Aim of the task: Where does the string "style" appear in the records? Copy every line that contains it.

Records for this task:

******************************

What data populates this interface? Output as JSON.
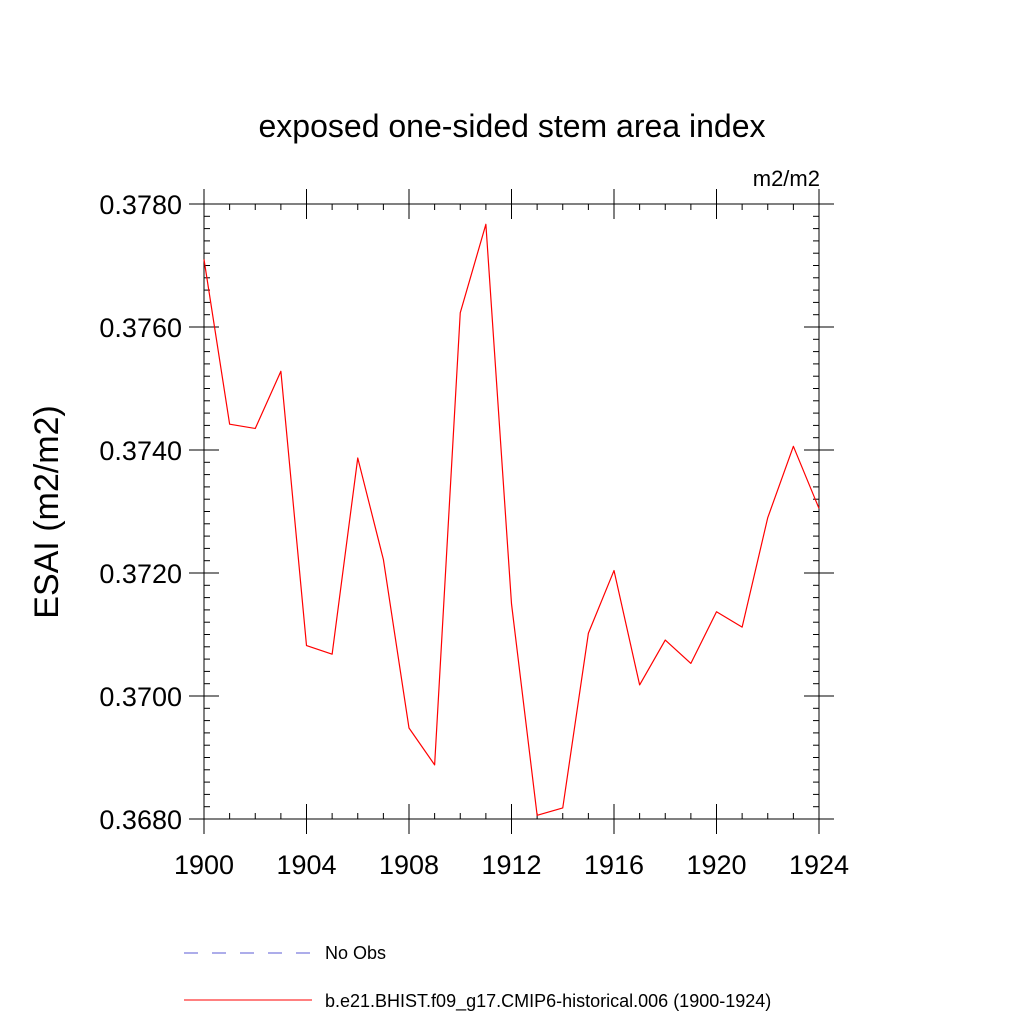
{
  "chart_data": {
    "type": "line",
    "title": "exposed one-sided stem area index",
    "units_label": "m2/m2",
    "ylabel": "ESAI  (m2/m2)",
    "xlabel": "",
    "xlim": [
      1900,
      1924
    ],
    "ylim": [
      0.368,
      0.378
    ],
    "x_ticks": [
      1900,
      1904,
      1908,
      1912,
      1916,
      1920,
      1924
    ],
    "y_ticks": [
      0.368,
      0.37,
      0.372,
      0.374,
      0.376,
      0.378
    ],
    "x_tick_labels": [
      "1900",
      "1904",
      "1908",
      "1912",
      "1916",
      "1920",
      "1924"
    ],
    "y_tick_labels": [
      "0.3680",
      "0.3700",
      "0.3720",
      "0.3740",
      "0.3760",
      "0.3780"
    ],
    "x_minor_step": 1,
    "y_minor_step": 0.0002,
    "series": [
      {
        "name": "b.e21.BHIST.f09_g17.CMIP6-historical.006 (1900-1924)",
        "color": "#ff0000",
        "style": "solid",
        "x": [
          1900,
          1901,
          1902,
          1903,
          1904,
          1905,
          1906,
          1907,
          1908,
          1909,
          1910,
          1911,
          1912,
          1913,
          1914,
          1915,
          1916,
          1917,
          1918,
          1919,
          1920,
          1921,
          1922,
          1923,
          1924
        ],
        "values": [
          0.3771,
          0.37442,
          0.37435,
          0.37528,
          0.37082,
          0.37068,
          0.37387,
          0.37222,
          0.36948,
          0.36888,
          0.37623,
          0.37767,
          0.3715,
          0.36806,
          0.36818,
          0.37102,
          0.37204,
          0.37018,
          0.37091,
          0.37053,
          0.37137,
          0.37112,
          0.3729,
          0.37406,
          0.37305
        ]
      }
    ],
    "legend": [
      {
        "label": "No Obs",
        "color": "#5b5bd6",
        "style": "dashed"
      },
      {
        "label": "b.e21.BHIST.f09_g17.CMIP6-historical.006 (1900-1924)",
        "color": "#ff0000",
        "style": "solid"
      }
    ],
    "legend_position": "bottom-left"
  }
}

******************************

Worked answer:
        "style": "solid",
        "style": "dashed"
        "style": "solid"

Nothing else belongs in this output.